— Start of QUOTED PASSAGE —
A tyrant would use the riots as an excuse to impose martial law.  Instead, Trump has mainly confined himself to
photo ops and tweeting out the phrase “Law and Order!”  Rather than doubling down on the federal presence
in Portland in order to repel the lunatics who have besieged the courthouse
there for months, his administration pulled the federal agents out. 
Some “tyranny”!

Nor does the
latest lame excuse
for pearl-clutching lend any credence to the
“tyranny” charge.  Even if Trump had
really meant to say that he will not give up power if he loses the election –
which he
clearly did not mean

there is zero chance that the federal bureaucracy in general, the
military
in particular, or even his
own party
would support him. 
(Meanwhile, Hillary Clinton’s recent
remarks
that Trump would try to “steal” the election and that if it
is close Biden “should not concede under any circumstances” were not met with
similar horror by the pearl-clutchers – even though what she meant was
essentially the same thing that Trump meant.)

Furthermore,
even if Trump really did have tyrannical designs, that would not justify the
violence of the woke mob in the least. 
For one thing, as Aquinas writes, a tyrannical government can be
legitimately resisted by force “unless
indeed the tyrant’s rule be disturbed so inordinately, that his subjects suffer
greater harm from the consequent disturbance than from the tyrant’s government”
(Summa Theologiae II-II.42.2,
emphasis added).  Those whose businesses
have been looted and burned down by rioters have suffered far more from them than from anything Trump has done.  Nor can violent resistance to a tyrant be
justified when there are peaceful alternatives – elections, recourse to the
courts, etc.

Then there
is the fact that, for the most part, it has not been federal agents that the
rioters have been attacking but local police under the authority of left-wing local governments.  It isn’t really Trump that these people are attacking.  It is lawful
authority as such
that they are attacking.
— End of QUOTED PASSAGE —
— Start of INFORMATION SUPPLIED —
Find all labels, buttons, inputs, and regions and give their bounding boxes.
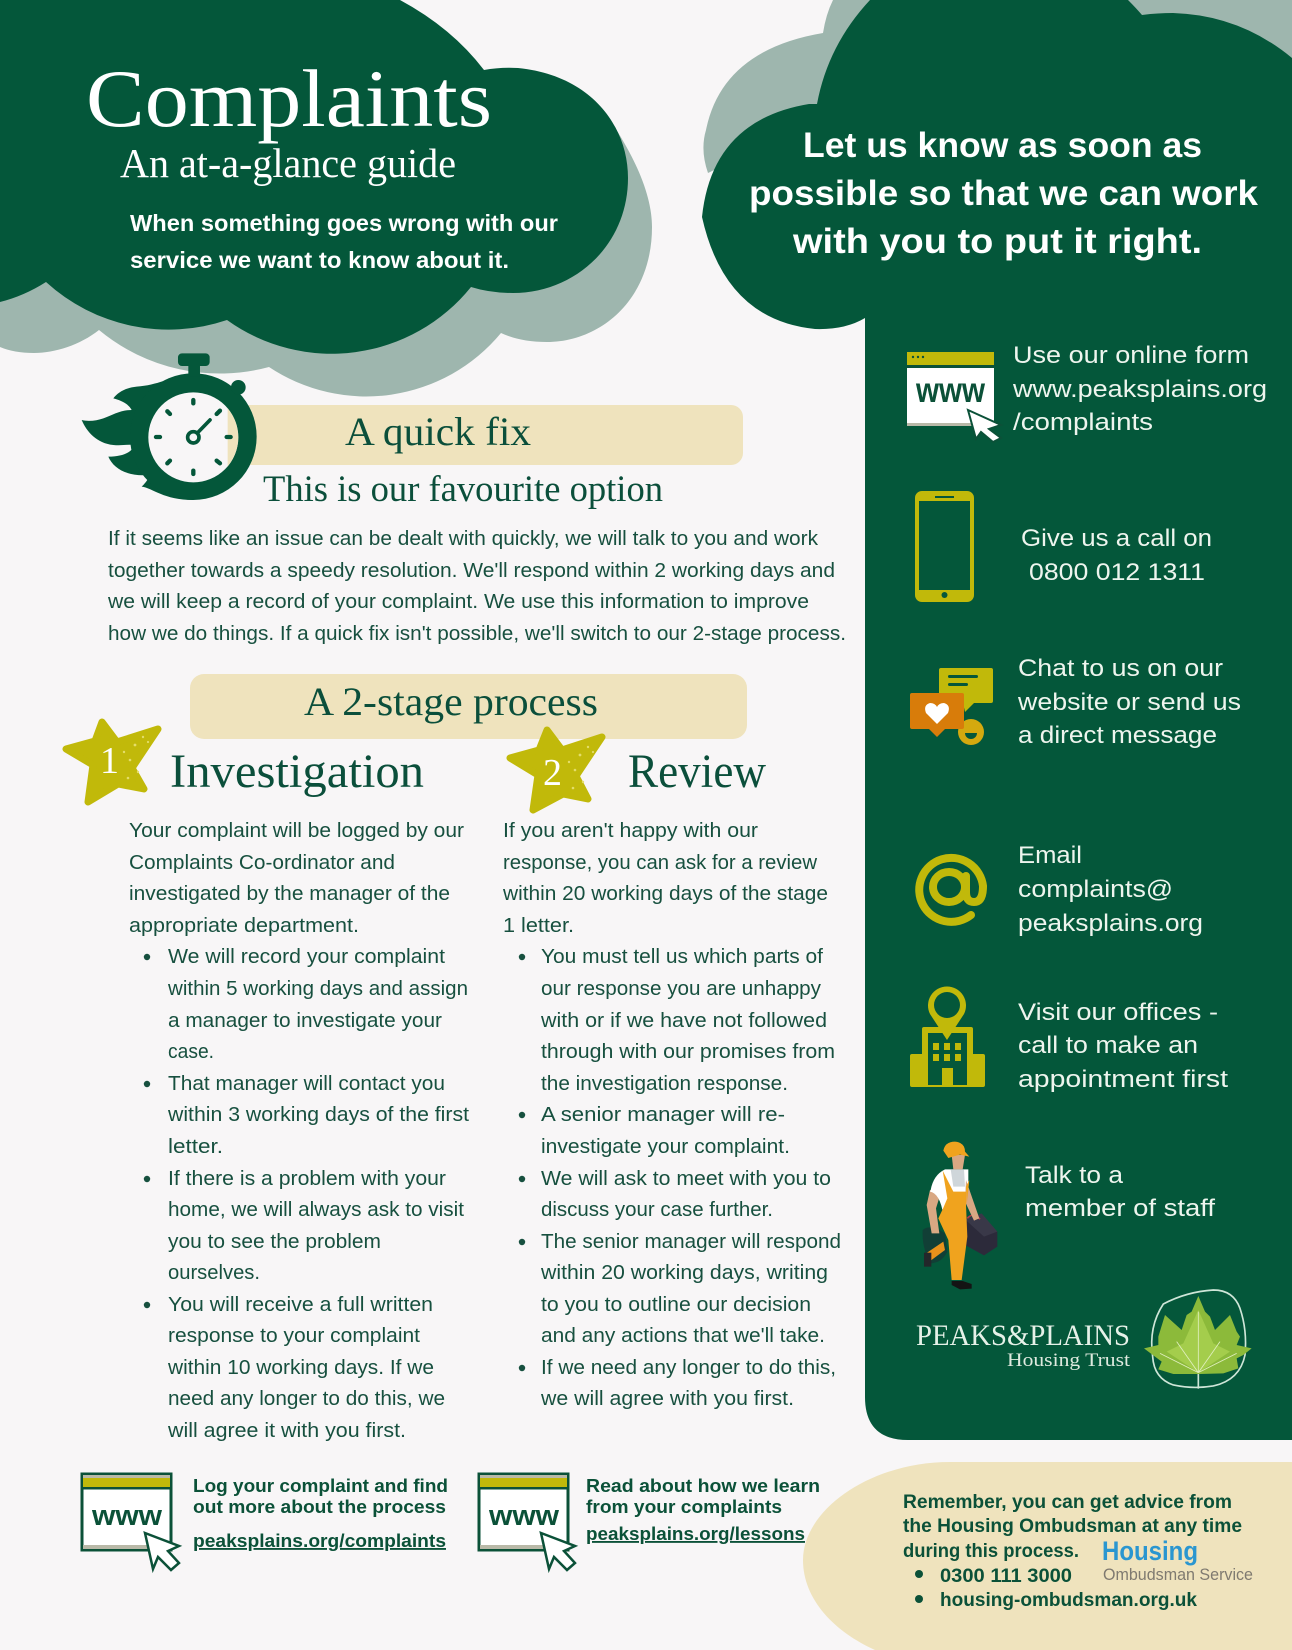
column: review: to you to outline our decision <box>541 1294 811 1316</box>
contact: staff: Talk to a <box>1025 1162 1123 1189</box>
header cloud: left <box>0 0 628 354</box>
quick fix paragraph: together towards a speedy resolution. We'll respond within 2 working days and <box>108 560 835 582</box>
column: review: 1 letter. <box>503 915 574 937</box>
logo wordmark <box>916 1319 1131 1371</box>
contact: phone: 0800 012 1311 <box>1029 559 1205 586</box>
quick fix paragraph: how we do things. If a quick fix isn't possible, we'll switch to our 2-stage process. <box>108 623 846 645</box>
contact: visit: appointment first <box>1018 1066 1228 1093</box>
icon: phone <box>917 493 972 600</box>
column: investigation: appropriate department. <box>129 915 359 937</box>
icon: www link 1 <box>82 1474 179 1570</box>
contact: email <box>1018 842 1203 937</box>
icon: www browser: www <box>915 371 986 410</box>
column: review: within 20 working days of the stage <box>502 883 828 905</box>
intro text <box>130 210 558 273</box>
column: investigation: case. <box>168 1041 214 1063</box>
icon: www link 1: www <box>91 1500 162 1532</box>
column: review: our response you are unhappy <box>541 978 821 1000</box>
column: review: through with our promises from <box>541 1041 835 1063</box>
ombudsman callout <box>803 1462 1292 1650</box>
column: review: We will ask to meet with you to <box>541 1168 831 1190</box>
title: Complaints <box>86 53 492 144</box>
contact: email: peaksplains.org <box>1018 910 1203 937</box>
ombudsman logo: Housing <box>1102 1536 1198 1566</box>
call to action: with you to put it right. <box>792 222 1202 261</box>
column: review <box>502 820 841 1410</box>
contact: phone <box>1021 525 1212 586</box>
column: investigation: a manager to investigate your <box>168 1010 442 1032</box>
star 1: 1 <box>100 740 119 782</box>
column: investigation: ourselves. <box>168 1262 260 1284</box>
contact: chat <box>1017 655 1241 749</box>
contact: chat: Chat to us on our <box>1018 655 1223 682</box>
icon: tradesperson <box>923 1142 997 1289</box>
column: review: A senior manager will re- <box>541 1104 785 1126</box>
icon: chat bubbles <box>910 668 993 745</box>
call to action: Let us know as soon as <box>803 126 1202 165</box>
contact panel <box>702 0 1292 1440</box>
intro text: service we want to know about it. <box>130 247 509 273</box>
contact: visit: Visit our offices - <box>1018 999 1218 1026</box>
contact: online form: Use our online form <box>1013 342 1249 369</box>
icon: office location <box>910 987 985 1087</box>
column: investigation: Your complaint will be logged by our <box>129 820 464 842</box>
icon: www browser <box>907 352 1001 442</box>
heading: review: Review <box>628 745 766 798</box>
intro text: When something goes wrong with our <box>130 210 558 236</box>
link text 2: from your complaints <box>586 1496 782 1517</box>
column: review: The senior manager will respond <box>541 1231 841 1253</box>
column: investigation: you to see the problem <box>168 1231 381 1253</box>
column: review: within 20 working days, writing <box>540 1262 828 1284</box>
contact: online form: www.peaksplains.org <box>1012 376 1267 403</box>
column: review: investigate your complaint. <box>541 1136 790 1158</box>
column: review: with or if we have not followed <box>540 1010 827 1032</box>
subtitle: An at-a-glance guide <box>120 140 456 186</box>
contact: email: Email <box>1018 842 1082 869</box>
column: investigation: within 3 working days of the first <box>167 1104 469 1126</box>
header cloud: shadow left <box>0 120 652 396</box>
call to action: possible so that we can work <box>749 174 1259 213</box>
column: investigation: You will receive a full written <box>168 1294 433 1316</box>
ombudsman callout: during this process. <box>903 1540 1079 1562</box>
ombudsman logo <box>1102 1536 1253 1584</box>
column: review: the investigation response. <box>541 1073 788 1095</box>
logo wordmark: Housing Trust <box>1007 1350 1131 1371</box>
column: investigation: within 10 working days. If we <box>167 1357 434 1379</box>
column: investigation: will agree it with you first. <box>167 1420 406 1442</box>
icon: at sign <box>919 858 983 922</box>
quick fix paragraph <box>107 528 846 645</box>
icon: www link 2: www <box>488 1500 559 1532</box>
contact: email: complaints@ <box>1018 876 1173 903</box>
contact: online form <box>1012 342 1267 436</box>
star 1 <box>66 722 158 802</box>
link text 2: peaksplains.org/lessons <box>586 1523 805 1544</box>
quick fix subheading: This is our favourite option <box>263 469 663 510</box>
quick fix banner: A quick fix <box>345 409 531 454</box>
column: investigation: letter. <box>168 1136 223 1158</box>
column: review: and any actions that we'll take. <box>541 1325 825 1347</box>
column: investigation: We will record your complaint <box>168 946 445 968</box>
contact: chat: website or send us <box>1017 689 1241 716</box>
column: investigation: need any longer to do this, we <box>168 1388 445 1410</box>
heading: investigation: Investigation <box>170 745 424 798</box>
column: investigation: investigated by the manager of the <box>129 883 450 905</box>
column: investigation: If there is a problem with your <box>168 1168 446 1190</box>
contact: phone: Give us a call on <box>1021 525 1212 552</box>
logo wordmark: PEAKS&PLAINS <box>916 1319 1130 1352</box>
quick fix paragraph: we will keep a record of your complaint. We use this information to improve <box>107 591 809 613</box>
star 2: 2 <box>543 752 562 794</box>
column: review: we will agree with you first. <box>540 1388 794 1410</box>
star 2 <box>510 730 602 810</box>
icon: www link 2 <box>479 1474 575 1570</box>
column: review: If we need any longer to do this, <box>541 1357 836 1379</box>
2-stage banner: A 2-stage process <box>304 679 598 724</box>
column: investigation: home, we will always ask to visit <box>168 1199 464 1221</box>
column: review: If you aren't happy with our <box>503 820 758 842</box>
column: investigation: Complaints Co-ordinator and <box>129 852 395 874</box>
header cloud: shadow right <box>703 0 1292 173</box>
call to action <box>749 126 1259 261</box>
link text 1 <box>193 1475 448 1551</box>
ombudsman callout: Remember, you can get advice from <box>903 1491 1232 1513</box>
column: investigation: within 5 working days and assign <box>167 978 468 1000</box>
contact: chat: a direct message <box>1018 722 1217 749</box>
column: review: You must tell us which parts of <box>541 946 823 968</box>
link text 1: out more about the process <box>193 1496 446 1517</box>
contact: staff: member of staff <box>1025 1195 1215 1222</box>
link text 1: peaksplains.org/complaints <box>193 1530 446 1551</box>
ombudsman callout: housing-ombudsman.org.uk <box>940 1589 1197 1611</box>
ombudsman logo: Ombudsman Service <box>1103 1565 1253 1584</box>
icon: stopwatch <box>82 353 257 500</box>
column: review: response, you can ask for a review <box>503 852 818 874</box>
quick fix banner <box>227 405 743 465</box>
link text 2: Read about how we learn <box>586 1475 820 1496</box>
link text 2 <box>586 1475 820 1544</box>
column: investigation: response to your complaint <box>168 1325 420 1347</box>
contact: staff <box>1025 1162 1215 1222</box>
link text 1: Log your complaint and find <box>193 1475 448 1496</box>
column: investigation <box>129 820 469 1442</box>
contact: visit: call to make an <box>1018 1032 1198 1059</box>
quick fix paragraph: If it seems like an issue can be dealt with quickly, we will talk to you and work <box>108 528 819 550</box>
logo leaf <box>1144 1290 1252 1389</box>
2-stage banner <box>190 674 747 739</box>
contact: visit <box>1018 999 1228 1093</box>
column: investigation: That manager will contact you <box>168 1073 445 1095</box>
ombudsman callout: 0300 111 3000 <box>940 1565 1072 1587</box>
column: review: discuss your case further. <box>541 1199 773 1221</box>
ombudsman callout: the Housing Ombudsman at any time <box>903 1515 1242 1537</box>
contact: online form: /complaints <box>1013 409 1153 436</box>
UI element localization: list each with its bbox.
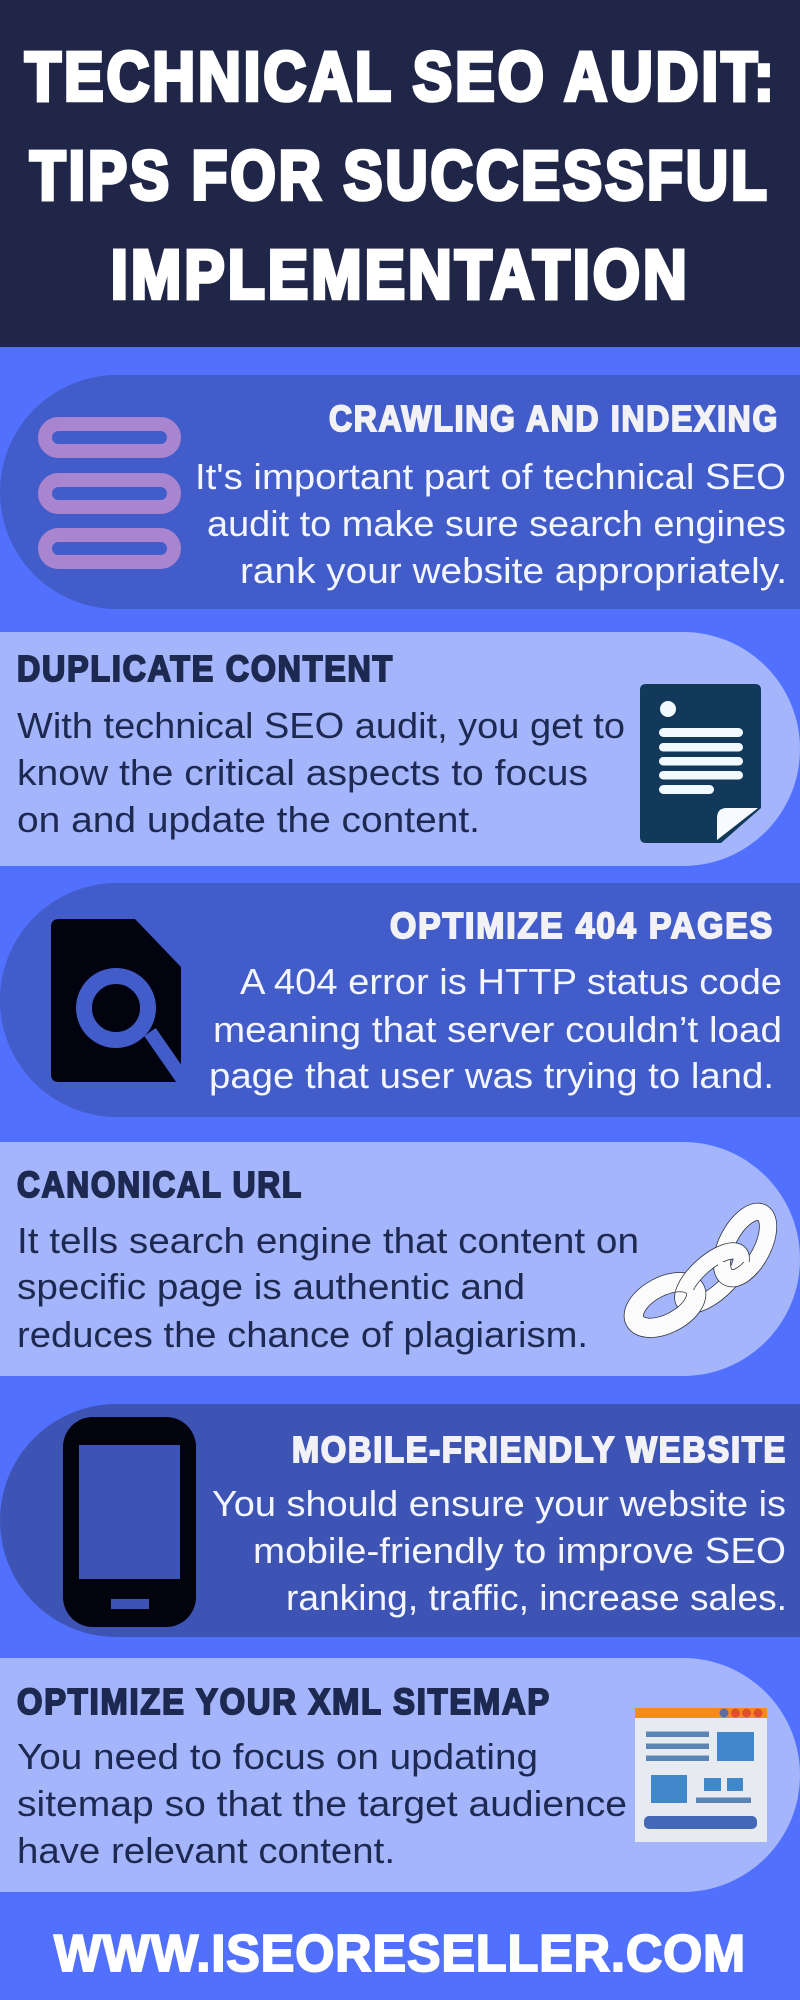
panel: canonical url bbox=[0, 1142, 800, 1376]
— End of INFORMATION SUPPLIED —
▸ **THE TASKS**
1) In the listing, revise the lines running from the one containing "column: review: to" through the one containing "header cloud: left <box>0 0 628 354</box>", inclusive, replacing "outline" with "explain" and leaving everything else unchanged. Return only those lines.
2) Pick up the passage on Trump, the "tyranny" charge, and the riots at the point where it ends, and carry it forward.

▸ **OUTPUTS FOR THE TASKS**
1)
column: review: to you to explain our decision <box>541 1294 811 1316</box>
contact: staff: Talk to a <box>1025 1162 1123 1189</box>
header cloud: left <box>0 0 628 354</box>

2)
They are engaged in sedition pure and simple, and as a matter of basic
justice such action should be put down by governing authorities with whatever
force is necessary.  Governing
authorities who
refuse to do so
and even minimize and
excuse
these actions thereby facilitate sedition.  That is, I submit, far more contrary to
“democratic norms” than anything Trump has done.

Factional tyranny

When we hear
the word “tyranny,” we are inclined to think of a single individual despot, but
as Aquinas makes clear, that is by no means the only kind of tyranny, nor the
worst kind.  In De Regno, Book I, Chapter 2, he writes:

If an unjust government is carried on
by one man alone, who seeks his own benefit from his rule and not the good of
the multitude subject to him, such a ruler is called a
tyrant… If an unjust government is carried on, not by one but by several,
and if they be few, it is called an
oligarchy, that is, the rule of a few. 
This occurs when a few, who differ from the tyrant only by the fact that
they are more than one, oppress the people by means of their wealth.  If, finally, the bad government is carried on
by the multitude, it is called a
democracy, i.e. control by the populace, which comes about when the plebeian
people by force of numbers oppress the rich. 
In this way the whole people will be as one tyrant
.

End
quote.  So, on Aquinas’s account, a
faction within society, or even the people as a whole, could rule in a
tyrannical fashion.  Notice that he says
that it is possible even for the common people to be perpetrators of oppression, not just victims of it; and that it is possible
even for the rich to be victims of
oppression, and not just perpetrators of it. 
No one can claim that he has justice on his side merely because he belongs to a certain group within society, and no
one can be accused of injustice merely because he belongs to some other
group.

Aquinas says
more about the nature of factional tyranny, in particular, in Book I, Chapter 6
of De Regno.  Indeed, he says that a “polyarchy” or equal rule
of multiple individuals or competing interests is more likely to degenerate into tyranny than a monarchy is:

Group government [polyarchy] most
frequently breeds dissension.  This
dissension runs counter to the good of peace which is the principal social
good.  A tyrant, on the other hand, does
not destroy this good, rather he obstructs one or the other individual interest
of his subjects – unless, of course, there be an excess of tyranny and the
tyrant rages against the whole community.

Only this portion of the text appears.